> [Stored data entries]:
+ + +
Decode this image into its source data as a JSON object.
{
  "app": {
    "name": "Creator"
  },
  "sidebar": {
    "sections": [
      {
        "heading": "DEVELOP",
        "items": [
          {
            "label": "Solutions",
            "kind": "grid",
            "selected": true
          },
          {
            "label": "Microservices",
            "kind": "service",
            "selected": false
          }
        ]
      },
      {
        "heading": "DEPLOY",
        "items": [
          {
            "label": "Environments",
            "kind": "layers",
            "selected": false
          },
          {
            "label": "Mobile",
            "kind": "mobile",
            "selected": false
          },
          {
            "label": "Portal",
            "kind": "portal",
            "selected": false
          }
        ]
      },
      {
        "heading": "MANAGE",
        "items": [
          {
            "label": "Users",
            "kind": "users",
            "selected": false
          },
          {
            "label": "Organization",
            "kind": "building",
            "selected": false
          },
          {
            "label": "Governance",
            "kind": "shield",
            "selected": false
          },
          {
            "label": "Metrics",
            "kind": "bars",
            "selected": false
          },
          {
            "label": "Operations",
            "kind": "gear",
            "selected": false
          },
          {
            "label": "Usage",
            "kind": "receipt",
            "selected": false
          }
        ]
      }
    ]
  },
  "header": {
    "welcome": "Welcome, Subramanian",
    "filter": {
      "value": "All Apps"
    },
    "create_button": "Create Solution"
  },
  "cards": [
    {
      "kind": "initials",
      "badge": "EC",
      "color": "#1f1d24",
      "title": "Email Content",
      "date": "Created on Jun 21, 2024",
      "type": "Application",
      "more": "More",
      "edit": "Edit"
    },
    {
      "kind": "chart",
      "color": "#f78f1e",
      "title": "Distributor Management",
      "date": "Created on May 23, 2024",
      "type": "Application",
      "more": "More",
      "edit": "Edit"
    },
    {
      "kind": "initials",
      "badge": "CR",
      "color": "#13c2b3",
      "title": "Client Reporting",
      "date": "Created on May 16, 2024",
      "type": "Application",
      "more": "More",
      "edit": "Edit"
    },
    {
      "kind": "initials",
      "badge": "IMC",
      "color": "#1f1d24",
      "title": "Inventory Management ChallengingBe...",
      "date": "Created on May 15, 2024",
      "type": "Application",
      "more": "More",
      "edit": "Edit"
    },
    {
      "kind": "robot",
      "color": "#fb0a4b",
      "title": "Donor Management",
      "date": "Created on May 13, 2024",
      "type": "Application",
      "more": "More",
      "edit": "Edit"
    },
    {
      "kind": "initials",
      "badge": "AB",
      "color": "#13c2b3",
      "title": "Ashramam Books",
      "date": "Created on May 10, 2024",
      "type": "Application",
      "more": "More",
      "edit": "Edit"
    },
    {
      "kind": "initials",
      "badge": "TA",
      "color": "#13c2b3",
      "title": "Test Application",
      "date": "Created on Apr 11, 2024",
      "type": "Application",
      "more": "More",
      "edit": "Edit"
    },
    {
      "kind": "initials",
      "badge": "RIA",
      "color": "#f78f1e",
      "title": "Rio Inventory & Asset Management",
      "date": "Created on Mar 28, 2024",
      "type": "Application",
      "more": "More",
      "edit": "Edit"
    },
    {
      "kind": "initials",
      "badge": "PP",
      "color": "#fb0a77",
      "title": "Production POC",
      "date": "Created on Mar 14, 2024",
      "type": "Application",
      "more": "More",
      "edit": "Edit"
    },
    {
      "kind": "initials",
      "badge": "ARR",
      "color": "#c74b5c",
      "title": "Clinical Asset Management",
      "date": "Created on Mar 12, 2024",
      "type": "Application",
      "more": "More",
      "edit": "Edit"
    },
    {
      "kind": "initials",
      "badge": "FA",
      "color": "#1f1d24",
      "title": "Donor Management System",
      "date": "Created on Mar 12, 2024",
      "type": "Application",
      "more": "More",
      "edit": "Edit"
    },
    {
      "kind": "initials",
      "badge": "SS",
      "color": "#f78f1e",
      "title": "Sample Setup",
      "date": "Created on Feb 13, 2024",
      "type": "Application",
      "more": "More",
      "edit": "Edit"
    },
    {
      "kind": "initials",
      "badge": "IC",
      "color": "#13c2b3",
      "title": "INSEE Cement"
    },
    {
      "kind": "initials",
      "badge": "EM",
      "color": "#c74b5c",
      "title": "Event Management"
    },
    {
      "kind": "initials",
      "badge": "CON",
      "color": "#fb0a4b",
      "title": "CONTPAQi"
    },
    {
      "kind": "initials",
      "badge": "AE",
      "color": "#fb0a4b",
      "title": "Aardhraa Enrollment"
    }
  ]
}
+ + +
> [TASK TO CARRY OUT]: Each line in the material above must be retyped without alteration.

> [WRITTEN SOLUTION]:
Decode this image into its source data as a JSON object.
{
  "app": {
    "name": "Creator"
  },
  "sidebar": {
    "sections": [
      {
        "heading": "DEVELOP",
        "items": [
          {
            "label": "Solutions",
            "kind": "grid",
            "selected": true
          },
          {
            "label": "Microservices",
            "kind": "service",
            "selected": false
          }
        ]
      },
      {
        "heading": "DEPLOY",
        "items": [
          {
            "label": "Environments",
            "kind": "layers",
            "selected": false
          },
          {
            "label": "Mobile",
            "kind": "mobile",
            "selected": false
          },
          {
            "label": "Portal",
            "kind": "portal",
            "selected": false
          }
        ]
      },
      {
        "heading": "MANAGE",
        "items": [
          {
            "label": "Users",
            "kind": "users",
            "selected": false
          },
          {
            "label": "Organization",
            "kind": "building",
            "selected": false
          },
          {
            "label": "Governance",
            "kind": "shield",
            "selected": false
          },
          {
            "label": "Metrics",
            "kind": "bars",
            "selected": false
          },
          {
            "label": "Operations",
            "kind": "gear",
            "selected": false
          },
          {
            "label": "Usage",
            "kind": "receipt",
            "selected": false
          }
        ]
      }
    ]
  },
  "header": {
    "welcome": "Welcome, Subramanian",
    "filter": {
      "value": "All Apps"
    },
    "create_button": "Create Solution"
  },
  "cards": [
    {
      "kind": "initials",
      "badge": "EC",
      "color": "#1f1d24",
      "title": "Email Content",
      "date": "Created on Jun 21, 2024",
      "type": "Application",
      "more": "More",
      "edit": "Edit"
    },
    {
      "kind": "chart",
      "color": "#f78f1e",
      "title": "Distributor Management",
      "date": "Created on May 23, 2024",
      "type": "Application",
      "more": "More",
      "edit": "Edit"
    },
    {
      "kind": "initials",
      "badge": "CR",
      "color": "#13c2b3",
      "title": "Client Reporting",
      "date": "Created on May 16, 2024",
      "type": "Application",
      "more": "More",
      "edit": "Edit"
    },
    {
      "kind": "initials",
      "badge": "IMC",
      "color": "#1f1d24",
      "title": "Inventory Management ChallengingBe...",
      "date": "Created on May 15, 2024",
      "type": "Application",
      "more": "More",
      "edit": "Edit"
    },
    {
      "kind": "robot",
      "color": "#fb0a4b",
      "title": "Donor Management",
      "date": "Created on May 13, 2024",
      "type": "Application",
      "more": "More",
      "edit": "Edit"
    },
    {
      "kind": "initials",
      "badge": "AB",
      "color": "#13c2b3",
      "title": "Ashramam Books",
      "date": "Created on May 10, 2024",
      "type": "Application",
      "more": "More",
      "edit": "Edit"
    },
    {
      "kind": "initials",
      "badge": "TA",
      "color": "#13c2b3",
      "title": "Test Application",
      "date": "Created on Apr 11, 2024",
      "type": "Application",
      "more": "More",
      "edit": "Edit"
    },
    {
      "kind": "initials",
      "badge": "RIA",
      "color": "#f78f1e",
      "title": "Rio Inventory & Asset Management",
      "date": "Created on Mar 28, 2024",
      "type": "Application",
      "more": "More",
      "edit": "Edit"
    },
    {
      "kind": "initials",
      "badge": "PP",
      "color": "#fb0a77",
      "title": "Production POC",
      "date": "Created on Mar 14, 2024",
      "type": "Application",
      "more": "More",
      "edit": "Edit"
    },
    {
      "kind": "initials",
      "badge": "ARR",
      "color": "#c74b5c",
      "title": "Clinical Asset Management",
      "date": "Created on Mar 12, 2024",
      "type": "Application",
      "more": "More",
      "edit": "Edit"
    },
    {
      "kind": "initials",
      "badge": "FA",
      "color": "#1f1d24",
      "title": "Donor Management System",
      "date": "Created on Mar 12, 2024",
      "type": "Application",
      "more": "More",
      "edit": "Edit"
    },
    {
      "kind": "initials",
      "badge": "SS",
      "color": "#f78f1e",
      "title": "Sample Setup",
      "date": "Created on Feb 13, 2024",
      "type": "Application",
      "more": "More",
      "edit": "Edit"
    },
    {
      "kind": "initials",
      "badge": "IC",
      "color": "#13c2b3",
      "title": "INSEE Cement"
    },
    {
      "kind": "initials",
      "badge": "EM",
      "color": "#c74b5c",
      "title": "Event Management"
    },
    {
      "kind": "initials",
      "badge": "CON",
      "color": "#fb0a4b",
      "title": "CONTPAQi"
    },
    {
      "kind": "initials",
      "badge": "AE",
      "color": "#fb0a4b",
      "title": "Aardhraa Enrollment"
    }
  ]
}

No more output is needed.